>>>
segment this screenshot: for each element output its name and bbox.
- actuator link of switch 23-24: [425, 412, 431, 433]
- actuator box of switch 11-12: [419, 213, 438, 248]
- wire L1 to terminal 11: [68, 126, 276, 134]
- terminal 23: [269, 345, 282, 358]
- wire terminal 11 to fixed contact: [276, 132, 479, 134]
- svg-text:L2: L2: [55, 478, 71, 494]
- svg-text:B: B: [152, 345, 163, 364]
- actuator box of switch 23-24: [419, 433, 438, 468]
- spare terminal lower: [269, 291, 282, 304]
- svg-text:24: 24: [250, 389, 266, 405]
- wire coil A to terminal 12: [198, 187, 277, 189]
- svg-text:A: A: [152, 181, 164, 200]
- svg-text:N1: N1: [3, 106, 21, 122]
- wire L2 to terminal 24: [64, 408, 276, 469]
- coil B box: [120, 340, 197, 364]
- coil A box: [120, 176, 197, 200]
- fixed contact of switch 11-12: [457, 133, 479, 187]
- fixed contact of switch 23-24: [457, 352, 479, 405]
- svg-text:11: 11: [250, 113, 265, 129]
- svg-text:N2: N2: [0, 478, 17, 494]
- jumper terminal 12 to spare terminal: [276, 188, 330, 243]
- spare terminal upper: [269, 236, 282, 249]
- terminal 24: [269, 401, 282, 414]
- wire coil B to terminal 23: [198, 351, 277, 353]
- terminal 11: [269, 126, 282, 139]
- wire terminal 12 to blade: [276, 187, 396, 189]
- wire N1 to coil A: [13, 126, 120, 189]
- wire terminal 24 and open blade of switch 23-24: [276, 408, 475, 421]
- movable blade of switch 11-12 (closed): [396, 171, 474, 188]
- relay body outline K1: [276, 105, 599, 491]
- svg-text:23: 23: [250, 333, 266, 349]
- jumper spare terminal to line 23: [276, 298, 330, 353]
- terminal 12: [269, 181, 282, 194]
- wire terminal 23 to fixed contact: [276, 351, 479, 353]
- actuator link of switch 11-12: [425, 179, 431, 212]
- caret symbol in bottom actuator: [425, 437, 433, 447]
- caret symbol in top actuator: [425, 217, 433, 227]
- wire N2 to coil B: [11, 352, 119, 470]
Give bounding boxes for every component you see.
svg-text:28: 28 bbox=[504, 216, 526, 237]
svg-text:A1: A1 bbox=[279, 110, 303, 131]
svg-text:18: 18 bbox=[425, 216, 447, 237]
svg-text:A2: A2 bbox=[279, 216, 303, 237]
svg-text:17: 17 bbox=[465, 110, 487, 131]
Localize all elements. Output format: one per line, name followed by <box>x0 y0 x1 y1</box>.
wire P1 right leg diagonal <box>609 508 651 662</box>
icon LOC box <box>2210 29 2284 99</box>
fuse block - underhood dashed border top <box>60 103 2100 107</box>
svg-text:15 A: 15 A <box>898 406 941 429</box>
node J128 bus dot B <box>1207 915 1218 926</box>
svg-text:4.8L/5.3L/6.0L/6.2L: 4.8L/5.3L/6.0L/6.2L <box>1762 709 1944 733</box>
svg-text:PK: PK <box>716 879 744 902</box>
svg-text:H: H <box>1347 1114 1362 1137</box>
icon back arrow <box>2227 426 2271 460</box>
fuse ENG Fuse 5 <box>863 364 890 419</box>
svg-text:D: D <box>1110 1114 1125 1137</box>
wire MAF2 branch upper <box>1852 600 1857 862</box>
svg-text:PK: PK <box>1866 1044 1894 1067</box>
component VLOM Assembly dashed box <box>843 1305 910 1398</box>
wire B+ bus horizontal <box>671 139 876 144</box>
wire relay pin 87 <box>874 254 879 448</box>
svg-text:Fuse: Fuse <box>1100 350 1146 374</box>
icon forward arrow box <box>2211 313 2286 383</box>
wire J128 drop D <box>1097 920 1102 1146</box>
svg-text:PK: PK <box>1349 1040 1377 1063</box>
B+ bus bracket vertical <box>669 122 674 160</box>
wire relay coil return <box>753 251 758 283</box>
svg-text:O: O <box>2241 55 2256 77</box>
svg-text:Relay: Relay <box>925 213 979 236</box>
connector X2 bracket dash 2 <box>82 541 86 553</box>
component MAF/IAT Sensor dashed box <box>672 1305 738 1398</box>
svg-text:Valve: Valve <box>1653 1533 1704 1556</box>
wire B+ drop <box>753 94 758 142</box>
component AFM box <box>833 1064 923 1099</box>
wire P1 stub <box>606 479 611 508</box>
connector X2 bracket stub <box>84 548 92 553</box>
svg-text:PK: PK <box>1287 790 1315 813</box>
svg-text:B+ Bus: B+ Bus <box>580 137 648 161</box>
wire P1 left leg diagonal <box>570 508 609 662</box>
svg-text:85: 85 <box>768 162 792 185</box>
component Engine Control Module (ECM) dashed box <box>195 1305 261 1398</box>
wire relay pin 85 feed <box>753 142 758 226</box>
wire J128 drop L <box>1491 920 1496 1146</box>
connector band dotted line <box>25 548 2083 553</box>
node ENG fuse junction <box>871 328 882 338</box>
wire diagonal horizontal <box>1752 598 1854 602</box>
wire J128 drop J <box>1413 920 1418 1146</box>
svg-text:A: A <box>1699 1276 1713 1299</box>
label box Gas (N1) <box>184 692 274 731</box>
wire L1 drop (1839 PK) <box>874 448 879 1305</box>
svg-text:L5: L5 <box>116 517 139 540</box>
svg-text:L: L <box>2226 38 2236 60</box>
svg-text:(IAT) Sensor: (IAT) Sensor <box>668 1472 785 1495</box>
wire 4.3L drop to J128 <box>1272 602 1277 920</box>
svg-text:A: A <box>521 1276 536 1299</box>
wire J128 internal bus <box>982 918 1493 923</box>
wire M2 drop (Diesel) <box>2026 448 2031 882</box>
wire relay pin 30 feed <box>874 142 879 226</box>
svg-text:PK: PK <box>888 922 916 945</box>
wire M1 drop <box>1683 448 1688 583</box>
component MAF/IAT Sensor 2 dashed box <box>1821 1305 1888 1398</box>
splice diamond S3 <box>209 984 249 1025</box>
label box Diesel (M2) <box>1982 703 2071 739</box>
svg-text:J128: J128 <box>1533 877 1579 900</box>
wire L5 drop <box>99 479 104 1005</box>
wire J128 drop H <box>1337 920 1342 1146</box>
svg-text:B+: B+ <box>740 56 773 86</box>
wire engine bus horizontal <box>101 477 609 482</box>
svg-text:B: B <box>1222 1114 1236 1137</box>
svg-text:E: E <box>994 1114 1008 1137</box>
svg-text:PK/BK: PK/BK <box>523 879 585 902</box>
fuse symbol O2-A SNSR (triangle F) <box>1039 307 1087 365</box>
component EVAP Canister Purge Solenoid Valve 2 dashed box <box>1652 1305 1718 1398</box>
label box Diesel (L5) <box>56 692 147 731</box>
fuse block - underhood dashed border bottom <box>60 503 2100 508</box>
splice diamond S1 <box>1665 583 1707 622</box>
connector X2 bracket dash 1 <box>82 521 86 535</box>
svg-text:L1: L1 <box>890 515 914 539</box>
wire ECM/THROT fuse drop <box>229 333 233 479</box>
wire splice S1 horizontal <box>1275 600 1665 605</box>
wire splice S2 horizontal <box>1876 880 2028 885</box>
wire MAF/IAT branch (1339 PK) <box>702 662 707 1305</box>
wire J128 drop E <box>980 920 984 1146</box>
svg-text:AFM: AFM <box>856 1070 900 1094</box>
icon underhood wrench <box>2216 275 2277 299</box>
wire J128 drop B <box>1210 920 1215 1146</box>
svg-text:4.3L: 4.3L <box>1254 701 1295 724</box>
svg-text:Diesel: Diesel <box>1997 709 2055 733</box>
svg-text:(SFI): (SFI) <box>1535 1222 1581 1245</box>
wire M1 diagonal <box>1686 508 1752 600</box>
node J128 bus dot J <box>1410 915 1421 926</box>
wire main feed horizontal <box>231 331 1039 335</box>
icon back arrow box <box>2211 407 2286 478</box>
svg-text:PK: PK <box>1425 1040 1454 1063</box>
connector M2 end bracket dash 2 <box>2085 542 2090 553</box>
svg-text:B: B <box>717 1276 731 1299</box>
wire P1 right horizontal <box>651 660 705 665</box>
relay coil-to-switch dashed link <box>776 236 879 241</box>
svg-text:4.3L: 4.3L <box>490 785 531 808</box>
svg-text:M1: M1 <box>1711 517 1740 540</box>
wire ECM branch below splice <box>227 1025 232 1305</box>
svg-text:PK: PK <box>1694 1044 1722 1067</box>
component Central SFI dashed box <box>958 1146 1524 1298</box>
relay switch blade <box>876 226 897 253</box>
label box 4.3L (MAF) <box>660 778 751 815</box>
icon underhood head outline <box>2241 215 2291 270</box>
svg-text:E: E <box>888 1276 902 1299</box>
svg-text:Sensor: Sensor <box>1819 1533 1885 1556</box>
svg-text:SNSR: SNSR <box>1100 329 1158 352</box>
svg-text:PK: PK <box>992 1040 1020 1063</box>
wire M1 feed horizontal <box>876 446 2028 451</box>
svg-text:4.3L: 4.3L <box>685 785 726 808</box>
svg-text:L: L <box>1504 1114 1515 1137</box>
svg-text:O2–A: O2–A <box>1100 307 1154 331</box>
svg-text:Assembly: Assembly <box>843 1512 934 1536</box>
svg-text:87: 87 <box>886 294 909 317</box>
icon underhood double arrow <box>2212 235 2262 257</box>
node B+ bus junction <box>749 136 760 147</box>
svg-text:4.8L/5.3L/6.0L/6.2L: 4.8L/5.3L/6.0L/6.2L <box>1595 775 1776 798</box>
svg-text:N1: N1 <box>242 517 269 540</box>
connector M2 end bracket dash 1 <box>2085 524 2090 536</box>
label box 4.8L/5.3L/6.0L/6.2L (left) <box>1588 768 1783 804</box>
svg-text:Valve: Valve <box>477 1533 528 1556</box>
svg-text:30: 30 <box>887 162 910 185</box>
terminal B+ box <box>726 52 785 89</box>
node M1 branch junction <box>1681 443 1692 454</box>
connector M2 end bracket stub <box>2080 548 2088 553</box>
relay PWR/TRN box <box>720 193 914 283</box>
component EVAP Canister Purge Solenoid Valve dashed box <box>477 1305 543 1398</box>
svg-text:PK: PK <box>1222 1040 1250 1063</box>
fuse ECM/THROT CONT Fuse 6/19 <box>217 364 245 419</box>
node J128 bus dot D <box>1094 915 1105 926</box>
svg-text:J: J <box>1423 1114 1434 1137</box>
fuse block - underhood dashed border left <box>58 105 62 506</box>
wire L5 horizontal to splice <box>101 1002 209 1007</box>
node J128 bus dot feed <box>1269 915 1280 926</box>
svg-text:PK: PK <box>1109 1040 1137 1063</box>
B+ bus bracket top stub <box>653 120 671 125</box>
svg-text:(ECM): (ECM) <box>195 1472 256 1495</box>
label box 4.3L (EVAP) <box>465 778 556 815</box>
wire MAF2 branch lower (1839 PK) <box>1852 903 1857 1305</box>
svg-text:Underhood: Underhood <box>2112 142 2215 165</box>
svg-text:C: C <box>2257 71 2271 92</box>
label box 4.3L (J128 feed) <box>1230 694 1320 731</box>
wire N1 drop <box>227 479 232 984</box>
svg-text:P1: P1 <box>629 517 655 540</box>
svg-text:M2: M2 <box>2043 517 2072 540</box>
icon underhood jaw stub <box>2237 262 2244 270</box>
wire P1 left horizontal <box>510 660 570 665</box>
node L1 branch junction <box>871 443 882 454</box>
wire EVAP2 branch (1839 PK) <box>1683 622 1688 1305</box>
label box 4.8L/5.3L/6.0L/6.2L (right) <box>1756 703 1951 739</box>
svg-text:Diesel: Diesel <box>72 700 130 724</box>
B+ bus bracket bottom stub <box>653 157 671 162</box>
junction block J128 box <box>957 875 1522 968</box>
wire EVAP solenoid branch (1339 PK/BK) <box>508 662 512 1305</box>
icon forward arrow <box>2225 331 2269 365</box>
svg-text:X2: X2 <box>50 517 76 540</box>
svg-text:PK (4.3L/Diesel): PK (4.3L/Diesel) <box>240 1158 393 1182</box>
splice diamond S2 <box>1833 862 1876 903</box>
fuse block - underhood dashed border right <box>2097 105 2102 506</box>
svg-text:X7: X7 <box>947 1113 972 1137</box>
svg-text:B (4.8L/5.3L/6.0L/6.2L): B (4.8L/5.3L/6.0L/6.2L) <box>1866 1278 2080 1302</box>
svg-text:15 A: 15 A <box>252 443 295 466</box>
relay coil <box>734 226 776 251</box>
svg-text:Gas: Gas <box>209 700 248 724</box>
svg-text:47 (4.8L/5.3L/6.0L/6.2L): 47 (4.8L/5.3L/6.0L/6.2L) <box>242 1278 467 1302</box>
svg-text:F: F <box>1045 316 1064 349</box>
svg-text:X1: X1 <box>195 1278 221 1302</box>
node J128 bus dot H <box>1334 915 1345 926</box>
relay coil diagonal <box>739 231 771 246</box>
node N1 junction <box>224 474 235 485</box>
<<<
▸ **EXERCISE DETAILS**
Transcribe the entries from their first line through the line containing "- terminal 11: [269, 126, 282, 139]", inclusive, reproducing every line without alteration.

▸ **WRITTEN REPLY**
segment this screenshot: for each element output its name and bbox.
- actuator link of switch 23-24: [425, 412, 431, 433]
- actuator box of switch 11-12: [419, 213, 438, 248]
- wire L1 to terminal 11: [68, 126, 276, 134]
- terminal 23: [269, 345, 282, 358]
- wire terminal 11 to fixed contact: [276, 132, 479, 134]
- svg-text:L2: L2: [55, 478, 71, 494]
- svg-text:B: B: [152, 345, 163, 364]
- actuator box of switch 23-24: [419, 433, 438, 468]
- spare terminal lower: [269, 291, 282, 304]
- svg-text:24: 24: [250, 389, 266, 405]
- wire coil A to terminal 12: [198, 187, 277, 189]
- svg-text:A: A: [152, 181, 164, 200]
- svg-text:N1: N1: [3, 106, 21, 122]
- wire L2 to terminal 24: [64, 408, 276, 469]
- coil B box: [120, 340, 197, 364]
- coil A box: [120, 176, 197, 200]
- fixed contact of switch 11-12: [457, 133, 479, 187]
- fixed contact of switch 23-24: [457, 352, 479, 405]
- svg-text:11: 11: [250, 113, 265, 129]
- svg-text:N2: N2: [0, 478, 17, 494]
- jumper terminal 12 to spare terminal: [276, 188, 330, 243]
- spare terminal upper: [269, 236, 282, 249]
- terminal 24: [269, 401, 282, 414]
- wire coil B to terminal 23: [198, 351, 277, 353]
- terminal 11: [269, 126, 282, 139]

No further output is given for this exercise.